* begin *
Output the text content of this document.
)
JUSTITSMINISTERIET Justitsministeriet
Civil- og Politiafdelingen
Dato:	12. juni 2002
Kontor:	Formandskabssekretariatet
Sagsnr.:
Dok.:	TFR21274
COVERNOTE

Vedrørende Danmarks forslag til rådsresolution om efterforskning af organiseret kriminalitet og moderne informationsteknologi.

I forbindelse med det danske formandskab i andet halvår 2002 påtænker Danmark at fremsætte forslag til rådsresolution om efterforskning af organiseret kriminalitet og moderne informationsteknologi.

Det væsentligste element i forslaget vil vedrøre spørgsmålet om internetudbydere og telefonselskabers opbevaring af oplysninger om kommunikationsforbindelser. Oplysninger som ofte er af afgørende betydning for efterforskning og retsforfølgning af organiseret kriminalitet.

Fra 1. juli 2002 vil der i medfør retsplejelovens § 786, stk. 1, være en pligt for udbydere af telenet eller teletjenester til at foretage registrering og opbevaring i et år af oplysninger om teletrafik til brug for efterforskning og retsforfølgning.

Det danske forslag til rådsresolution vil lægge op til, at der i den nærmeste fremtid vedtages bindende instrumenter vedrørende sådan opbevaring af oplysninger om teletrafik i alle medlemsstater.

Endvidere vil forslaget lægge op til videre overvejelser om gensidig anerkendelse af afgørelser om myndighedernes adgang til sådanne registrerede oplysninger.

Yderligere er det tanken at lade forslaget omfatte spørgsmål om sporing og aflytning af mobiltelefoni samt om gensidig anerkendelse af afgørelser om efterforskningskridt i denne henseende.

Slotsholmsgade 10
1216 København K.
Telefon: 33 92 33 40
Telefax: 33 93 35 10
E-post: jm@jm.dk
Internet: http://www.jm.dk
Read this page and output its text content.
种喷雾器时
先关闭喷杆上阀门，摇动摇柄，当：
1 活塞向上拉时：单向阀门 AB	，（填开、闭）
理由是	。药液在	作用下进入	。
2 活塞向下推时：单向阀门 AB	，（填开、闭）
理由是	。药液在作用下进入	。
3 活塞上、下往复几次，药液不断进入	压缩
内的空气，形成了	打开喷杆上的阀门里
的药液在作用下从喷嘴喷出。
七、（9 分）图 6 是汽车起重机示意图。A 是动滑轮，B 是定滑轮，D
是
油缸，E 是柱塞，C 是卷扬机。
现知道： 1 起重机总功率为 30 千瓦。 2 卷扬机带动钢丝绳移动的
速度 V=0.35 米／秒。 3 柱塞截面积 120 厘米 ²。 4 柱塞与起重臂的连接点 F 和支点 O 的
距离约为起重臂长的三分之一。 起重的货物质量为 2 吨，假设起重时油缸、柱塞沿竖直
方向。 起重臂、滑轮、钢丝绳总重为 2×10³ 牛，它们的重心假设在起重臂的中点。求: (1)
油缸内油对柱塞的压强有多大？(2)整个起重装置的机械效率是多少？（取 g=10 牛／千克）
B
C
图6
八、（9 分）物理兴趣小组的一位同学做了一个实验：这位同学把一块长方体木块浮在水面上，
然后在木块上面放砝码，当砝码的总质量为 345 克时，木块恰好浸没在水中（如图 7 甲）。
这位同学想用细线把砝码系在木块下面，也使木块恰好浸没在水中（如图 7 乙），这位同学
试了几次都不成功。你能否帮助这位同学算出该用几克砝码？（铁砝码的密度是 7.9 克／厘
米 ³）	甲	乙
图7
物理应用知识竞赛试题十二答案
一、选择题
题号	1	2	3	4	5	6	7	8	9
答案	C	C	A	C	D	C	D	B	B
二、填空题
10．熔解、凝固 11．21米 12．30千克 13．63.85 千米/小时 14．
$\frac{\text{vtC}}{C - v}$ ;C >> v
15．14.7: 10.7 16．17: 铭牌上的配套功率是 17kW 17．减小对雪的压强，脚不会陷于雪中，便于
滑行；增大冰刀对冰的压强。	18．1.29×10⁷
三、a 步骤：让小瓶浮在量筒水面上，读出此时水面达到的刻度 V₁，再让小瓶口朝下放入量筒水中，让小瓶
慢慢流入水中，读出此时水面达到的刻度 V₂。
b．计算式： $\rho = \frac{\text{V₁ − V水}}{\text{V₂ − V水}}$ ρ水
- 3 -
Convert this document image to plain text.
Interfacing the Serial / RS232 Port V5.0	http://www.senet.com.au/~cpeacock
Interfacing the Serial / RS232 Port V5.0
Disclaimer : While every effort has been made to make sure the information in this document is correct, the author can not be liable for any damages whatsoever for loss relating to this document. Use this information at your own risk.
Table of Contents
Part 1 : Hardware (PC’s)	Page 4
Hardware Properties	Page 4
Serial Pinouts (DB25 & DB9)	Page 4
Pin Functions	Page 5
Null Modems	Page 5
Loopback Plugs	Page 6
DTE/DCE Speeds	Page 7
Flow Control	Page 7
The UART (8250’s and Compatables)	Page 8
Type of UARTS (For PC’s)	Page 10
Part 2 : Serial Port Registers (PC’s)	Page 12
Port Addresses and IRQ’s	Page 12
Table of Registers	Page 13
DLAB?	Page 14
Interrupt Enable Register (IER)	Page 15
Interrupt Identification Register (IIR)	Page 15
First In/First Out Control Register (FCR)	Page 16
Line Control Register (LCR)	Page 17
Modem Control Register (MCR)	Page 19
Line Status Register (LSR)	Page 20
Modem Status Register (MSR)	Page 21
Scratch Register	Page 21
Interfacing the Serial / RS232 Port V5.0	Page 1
* end *
**What the task requires:**
Print the complete listing again, exactly as it stands.

**The reply:**
Output the text content of this document.
)
JUSTITSMINISTERIET Justitsministeriet
Civil- og Politiafdelingen
Dato:	12. juni 2002
Kontor:	Formandskabssekretariatet
Sagsnr.:
Dok.:	TFR21274
COVERNOTE

Vedrørende Danmarks forslag til rådsresolution om efterforskning af organiseret kriminalitet og moderne informationsteknologi.

I forbindelse med det danske formandskab i andet halvår 2002 påtænker Danmark at fremsætte forslag til rådsresolution om efterforskning af organiseret kriminalitet og moderne informationsteknologi.

Det væsentligste element i forslaget vil vedrøre spørgsmålet om internetudbydere og telefonselskabers opbevaring af oplysninger om kommunikationsforbindelser. Oplysninger som ofte er af afgørende betydning for efterforskning og retsforfølgning af organiseret kriminalitet.

Fra 1. juli 2002 vil der i medfør retsplejelovens § 786, stk. 1, være en pligt for udbydere af telenet eller teletjenester til at foretage registrering og opbevaring i et år af oplysninger om teletrafik til brug for efterforskning og retsforfølgning.

Det danske forslag til rådsresolution vil lægge op til, at der i den nærmeste fremtid vedtages bindende instrumenter vedrørende sådan opbevaring af oplysninger om teletrafik i alle medlemsstater.

Endvidere vil forslaget lægge op til videre overvejelser om gensidig anerkendelse af afgørelser om myndighedernes adgang til sådanne registrerede oplysninger.

Yderligere er det tanken at lade forslaget omfatte spørgsmål om sporing og aflytning af mobiltelefoni samt om gensidig anerkendelse af afgørelser om efterforskningskridt i denne henseende.

Slotsholmsgade 10
1216 København K.
Telefon: 33 92 33 40
Telefax: 33 93 35 10
E-post: jm@jm.dk
Internet: http://www.jm.dk
Read this page and output its text content.
种喷雾器时
先关闭喷杆上阀门，摇动摇柄，当：
1 活塞向上拉时：单向阀门 AB	，（填开、闭）
理由是	。药液在	作用下进入	。
2 活塞向下推时：单向阀门 AB	，（填开、闭）
理由是	。药液在作用下进入	。
3 活塞上、下往复几次，药液不断进入	压缩
内的空气，形成了	打开喷杆上的阀门里
的药液在作用下从喷嘴喷出。
七、（9 分）图 6 是汽车起重机示意图。A 是动滑轮，B 是定滑轮，D
是
油缸，E 是柱塞，C 是卷扬机。
现知道： 1 起重机总功率为 30 千瓦。 2 卷扬机带动钢丝绳移动的
速度 V=0.35 米／秒。 3 柱塞截面积 120 厘米 ²。 4 柱塞与起重臂的连接点 F 和支点 O 的
距离约为起重臂长的三分之一。 起重的货物质量为 2 吨，假设起重时油缸、柱塞沿竖直
方向。 起重臂、滑轮、钢丝绳总重为 2×10³ 牛，它们的重心假设在起重臂的中点。求: (1)
油缸内油对柱塞的压强有多大？(2)整个起重装置的机械效率是多少？（取 g=10 牛／千克）
B
C
图6
八、（9 分）物理兴趣小组的一位同学做了一个实验：这位同学把一块长方体木块浮在水面上，
然后在木块上面放砝码，当砝码的总质量为 345 克时，木块恰好浸没在水中（如图 7 甲）。
这位同学想用细线把砝码系在木块下面，也使木块恰好浸没在水中（如图 7 乙），这位同学
试了几次都不成功。你能否帮助这位同学算出该用几克砝码？（铁砝码的密度是 7.9 克／厘
米 ³）	甲	乙
图7
物理应用知识竞赛试题十二答案
一、选择题
题号	1	2	3	4	5	6	7	8	9
答案	C	C	A	C	D	C	D	B	B
二、填空题
10．熔解、凝固 11．21米 12．30千克 13．63.85 千米/小时 14．
$\frac{\text{vtC}}{C - v}$ ;C >> v
15．14.7: 10.7 16．17: 铭牌上的配套功率是 17kW 17．减小对雪的压强，脚不会陷于雪中，便于
滑行；增大冰刀对冰的压强。	18．1.29×10⁷
三、a 步骤：让小瓶浮在量筒水面上，读出此时水面达到的刻度 V₁，再让小瓶口朝下放入量筒水中，让小瓶
慢慢流入水中，读出此时水面达到的刻度 V₂。
b．计算式： $\rho = \frac{\text{V₁ − V水}}{\text{V₂ − V水}}$ ρ水
- 3 -
Convert this document image to plain text.
Interfacing the Serial / RS232 Port V5.0	http://www.senet.com.au/~cpeacock
Interfacing the Serial / RS232 Port V5.0
Disclaimer : While every effort has been made to make sure the information in this document is correct, the author can not be liable for any damages whatsoever for loss relating to this document. Use this information at your own risk.
Table of Contents
Part 1 : Hardware (PC’s)	Page 4
Hardware Properties	Page 4
Serial Pinouts (DB25 & DB9)	Page 4
Pin Functions	Page 5
Null Modems	Page 5
Loopback Plugs	Page 6
DTE/DCE Speeds	Page 7
Flow Control	Page 7
The UART (8250’s and Compatables)	Page 8
Type of UARTS (For PC’s)	Page 10
Part 2 : Serial Port Registers (PC’s)	Page 12
Port Addresses and IRQ’s	Page 12
Table of Registers	Page 13
DLAB?	Page 14
Interrupt Enable Register (IER)	Page 15
Interrupt Identification Register (IIR)	Page 15
First In/First Out Control Register (FCR)	Page 16
Line Control Register (LCR)	Page 17
Modem Control Register (MCR)	Page 19
Line Status Register (LSR)	Page 20
Modem Status Register (MSR)	Page 21
Scratch Register	Page 21
Interfacing the Serial / RS232 Port V5.0	Page 1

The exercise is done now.